» **GIVEN REQUEST**: Pull every "Вони" line out of the data below.

==== PROVIDED DATA

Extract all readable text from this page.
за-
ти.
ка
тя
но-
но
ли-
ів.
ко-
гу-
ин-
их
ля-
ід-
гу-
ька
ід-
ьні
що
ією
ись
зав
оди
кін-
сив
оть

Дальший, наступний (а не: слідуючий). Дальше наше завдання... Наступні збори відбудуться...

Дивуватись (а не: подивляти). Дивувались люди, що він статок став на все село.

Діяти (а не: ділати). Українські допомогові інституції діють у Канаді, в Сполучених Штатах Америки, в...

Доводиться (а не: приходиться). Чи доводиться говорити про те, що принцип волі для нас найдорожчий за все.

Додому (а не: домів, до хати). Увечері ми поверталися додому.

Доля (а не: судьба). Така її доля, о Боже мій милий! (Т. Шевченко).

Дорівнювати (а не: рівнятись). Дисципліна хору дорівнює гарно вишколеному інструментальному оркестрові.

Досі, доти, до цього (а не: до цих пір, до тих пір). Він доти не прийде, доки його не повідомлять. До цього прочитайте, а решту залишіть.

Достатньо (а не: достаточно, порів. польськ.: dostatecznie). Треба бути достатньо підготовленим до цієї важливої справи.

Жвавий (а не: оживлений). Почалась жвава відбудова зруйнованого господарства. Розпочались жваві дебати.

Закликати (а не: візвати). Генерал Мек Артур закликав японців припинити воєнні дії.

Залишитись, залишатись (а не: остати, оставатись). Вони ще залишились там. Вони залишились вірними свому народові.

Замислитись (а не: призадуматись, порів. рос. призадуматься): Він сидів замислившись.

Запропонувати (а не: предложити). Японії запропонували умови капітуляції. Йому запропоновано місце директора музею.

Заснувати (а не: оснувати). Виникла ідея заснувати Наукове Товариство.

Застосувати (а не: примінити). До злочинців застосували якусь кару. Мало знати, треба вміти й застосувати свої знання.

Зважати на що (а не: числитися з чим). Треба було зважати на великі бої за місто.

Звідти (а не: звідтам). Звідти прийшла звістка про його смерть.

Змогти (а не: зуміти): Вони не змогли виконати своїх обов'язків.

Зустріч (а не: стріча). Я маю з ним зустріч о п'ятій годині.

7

========

» **RESPONSE**:
Залишитись, залишатись (а не: остати, оставатись). Вони ще залишились там. Вони залишились вірними свому народові.
Змогти (а не: зуміти): Вони не змогли виконати своїх обов'язків.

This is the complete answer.